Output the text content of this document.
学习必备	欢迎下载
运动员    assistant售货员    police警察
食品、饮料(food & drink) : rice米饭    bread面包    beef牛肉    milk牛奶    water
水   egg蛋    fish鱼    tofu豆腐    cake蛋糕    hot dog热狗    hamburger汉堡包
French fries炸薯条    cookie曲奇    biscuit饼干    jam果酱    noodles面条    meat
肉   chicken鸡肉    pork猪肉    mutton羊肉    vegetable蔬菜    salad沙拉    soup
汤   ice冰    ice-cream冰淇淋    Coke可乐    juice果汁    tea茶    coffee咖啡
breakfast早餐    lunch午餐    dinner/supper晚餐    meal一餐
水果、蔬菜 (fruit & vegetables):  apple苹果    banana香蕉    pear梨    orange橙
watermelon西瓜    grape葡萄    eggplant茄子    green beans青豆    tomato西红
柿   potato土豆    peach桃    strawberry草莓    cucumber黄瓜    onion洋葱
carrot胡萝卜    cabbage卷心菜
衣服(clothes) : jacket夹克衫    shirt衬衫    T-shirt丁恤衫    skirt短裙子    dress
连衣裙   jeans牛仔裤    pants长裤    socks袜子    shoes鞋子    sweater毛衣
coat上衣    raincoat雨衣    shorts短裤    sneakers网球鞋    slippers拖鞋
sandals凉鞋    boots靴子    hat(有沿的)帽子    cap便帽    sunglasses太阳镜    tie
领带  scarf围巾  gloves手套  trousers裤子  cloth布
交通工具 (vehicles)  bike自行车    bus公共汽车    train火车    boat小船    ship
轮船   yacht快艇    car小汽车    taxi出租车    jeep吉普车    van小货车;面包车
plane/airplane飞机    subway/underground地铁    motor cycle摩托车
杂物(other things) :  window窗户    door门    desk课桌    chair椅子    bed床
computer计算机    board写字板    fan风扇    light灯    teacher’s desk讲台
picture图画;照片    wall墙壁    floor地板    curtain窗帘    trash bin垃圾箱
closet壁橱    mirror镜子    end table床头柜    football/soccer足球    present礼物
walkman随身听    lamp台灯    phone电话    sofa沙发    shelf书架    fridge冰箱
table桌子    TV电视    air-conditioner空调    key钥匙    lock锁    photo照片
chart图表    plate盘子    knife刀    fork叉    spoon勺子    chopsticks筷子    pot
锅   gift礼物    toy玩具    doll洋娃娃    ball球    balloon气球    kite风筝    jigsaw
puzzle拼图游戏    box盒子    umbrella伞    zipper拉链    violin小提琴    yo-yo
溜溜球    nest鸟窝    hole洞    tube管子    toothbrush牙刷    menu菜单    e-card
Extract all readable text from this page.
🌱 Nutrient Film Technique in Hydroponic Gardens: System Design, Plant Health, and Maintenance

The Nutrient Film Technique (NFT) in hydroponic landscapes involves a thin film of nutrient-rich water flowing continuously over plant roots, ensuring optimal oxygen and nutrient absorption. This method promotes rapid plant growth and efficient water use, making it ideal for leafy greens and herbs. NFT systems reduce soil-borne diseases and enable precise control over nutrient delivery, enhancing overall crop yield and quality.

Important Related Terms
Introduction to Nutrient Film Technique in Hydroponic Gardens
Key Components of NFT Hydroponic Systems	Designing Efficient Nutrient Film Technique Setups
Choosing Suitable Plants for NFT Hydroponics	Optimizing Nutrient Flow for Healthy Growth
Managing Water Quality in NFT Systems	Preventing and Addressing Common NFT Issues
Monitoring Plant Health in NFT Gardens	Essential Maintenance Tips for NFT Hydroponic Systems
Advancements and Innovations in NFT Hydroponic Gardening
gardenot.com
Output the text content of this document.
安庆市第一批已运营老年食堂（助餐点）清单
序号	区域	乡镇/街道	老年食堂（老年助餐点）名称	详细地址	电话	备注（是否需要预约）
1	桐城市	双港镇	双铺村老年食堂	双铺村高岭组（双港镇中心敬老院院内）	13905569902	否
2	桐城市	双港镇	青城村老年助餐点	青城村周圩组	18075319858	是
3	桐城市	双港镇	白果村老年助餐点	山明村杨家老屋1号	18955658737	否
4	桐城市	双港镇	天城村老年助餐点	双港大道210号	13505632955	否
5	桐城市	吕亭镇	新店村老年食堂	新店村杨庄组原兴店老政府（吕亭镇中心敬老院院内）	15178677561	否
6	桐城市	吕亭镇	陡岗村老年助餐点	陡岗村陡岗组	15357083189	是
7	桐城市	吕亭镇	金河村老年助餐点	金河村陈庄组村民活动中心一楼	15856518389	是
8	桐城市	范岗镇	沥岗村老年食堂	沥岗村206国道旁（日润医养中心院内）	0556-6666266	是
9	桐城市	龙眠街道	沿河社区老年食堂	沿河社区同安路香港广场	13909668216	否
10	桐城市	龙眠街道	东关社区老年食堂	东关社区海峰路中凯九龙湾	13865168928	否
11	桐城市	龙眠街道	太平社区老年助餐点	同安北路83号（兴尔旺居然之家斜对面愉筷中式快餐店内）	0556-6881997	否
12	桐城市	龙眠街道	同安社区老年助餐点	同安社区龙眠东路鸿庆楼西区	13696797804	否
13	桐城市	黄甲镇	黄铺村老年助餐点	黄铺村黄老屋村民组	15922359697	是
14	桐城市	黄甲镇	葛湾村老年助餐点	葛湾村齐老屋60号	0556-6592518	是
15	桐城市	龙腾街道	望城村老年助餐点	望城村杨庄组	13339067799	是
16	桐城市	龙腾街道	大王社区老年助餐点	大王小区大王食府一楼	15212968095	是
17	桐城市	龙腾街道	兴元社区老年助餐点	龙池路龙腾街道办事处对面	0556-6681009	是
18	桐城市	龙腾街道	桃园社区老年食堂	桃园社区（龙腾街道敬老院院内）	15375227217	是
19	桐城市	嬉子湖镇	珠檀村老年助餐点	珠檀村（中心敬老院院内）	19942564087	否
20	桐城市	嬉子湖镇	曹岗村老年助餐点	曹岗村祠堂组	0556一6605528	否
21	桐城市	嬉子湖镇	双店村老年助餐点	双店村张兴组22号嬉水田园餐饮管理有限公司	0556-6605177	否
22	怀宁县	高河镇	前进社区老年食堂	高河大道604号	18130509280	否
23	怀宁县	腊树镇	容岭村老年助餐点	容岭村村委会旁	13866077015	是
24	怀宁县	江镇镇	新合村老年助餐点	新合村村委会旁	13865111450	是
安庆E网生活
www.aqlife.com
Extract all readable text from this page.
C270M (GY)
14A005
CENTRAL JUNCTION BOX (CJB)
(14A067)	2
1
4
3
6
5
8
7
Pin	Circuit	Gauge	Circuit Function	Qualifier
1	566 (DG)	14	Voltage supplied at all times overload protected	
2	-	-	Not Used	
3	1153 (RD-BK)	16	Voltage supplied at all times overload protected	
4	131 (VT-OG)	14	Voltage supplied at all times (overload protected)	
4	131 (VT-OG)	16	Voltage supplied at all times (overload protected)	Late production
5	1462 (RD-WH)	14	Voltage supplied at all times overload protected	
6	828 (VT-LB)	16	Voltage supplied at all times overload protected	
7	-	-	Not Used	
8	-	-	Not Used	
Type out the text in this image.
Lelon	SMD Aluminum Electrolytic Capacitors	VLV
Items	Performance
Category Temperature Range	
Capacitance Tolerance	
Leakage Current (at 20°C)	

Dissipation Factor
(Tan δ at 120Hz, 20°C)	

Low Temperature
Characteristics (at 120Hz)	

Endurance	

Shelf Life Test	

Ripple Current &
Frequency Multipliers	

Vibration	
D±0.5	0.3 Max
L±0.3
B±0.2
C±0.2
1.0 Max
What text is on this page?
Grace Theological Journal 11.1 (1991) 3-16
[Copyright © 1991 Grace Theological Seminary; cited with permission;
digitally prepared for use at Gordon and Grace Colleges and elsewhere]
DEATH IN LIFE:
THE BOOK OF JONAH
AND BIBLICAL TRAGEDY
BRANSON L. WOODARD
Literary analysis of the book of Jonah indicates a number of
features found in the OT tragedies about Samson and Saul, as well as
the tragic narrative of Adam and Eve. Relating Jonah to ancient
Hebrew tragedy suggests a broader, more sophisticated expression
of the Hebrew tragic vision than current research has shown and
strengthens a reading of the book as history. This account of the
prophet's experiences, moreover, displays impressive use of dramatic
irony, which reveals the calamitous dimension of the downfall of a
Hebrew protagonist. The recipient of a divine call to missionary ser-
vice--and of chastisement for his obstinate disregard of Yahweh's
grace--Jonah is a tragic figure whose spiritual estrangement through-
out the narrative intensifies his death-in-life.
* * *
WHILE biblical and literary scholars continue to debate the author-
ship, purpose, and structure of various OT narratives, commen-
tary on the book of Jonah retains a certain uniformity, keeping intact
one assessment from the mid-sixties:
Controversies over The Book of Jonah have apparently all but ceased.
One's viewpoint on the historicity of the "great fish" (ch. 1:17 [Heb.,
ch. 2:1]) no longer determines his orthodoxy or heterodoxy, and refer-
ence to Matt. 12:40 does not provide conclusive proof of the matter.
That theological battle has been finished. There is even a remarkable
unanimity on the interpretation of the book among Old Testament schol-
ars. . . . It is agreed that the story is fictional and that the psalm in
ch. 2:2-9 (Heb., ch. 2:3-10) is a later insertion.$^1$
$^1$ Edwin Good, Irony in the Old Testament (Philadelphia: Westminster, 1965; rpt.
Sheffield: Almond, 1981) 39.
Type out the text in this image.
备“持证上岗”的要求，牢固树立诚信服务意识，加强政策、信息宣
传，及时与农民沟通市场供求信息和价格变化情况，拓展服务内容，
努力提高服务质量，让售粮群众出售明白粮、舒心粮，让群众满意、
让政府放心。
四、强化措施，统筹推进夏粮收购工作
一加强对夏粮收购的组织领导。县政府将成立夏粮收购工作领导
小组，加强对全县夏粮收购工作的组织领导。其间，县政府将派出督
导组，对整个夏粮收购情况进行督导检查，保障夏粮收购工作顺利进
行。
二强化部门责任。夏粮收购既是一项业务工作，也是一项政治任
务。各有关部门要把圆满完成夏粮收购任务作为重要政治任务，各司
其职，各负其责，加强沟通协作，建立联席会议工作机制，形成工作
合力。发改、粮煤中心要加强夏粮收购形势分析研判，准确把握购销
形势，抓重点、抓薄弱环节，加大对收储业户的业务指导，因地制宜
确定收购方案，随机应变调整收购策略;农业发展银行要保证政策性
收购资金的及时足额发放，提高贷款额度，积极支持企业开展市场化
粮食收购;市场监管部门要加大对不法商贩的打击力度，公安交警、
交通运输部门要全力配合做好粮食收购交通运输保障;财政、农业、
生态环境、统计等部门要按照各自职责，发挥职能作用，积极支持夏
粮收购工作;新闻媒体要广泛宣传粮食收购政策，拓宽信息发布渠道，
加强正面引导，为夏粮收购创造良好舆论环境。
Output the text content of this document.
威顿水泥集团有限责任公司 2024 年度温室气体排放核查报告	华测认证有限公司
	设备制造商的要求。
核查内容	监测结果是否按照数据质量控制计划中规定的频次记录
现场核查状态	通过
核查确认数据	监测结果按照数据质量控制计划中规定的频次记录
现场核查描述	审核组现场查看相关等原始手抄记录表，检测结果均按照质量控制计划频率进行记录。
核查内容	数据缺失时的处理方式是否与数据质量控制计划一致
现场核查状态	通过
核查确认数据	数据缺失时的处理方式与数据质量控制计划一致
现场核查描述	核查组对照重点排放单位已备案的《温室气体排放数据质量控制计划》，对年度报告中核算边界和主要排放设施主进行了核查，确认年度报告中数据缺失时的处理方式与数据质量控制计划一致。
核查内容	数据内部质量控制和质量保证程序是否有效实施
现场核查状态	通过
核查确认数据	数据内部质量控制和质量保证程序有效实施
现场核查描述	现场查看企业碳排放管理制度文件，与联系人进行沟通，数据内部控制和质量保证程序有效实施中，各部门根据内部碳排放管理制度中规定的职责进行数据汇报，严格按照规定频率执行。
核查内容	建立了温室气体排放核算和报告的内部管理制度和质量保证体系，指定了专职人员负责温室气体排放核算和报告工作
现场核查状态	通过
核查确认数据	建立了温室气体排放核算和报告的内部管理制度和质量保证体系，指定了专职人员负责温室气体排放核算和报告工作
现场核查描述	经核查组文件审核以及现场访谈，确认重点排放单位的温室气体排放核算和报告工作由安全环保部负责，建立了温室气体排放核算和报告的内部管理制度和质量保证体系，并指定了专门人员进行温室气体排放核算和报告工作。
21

———

Report each line of the material above where the word "Maintenance" appears.

🌱 Nutrient Film Technique in Hydroponic Gardens: System Design, Plant Health, and Maintenance
Monitoring Plant Health in NFT Gardens	Essential Maintenance Tips for NFT Hydroponic Systems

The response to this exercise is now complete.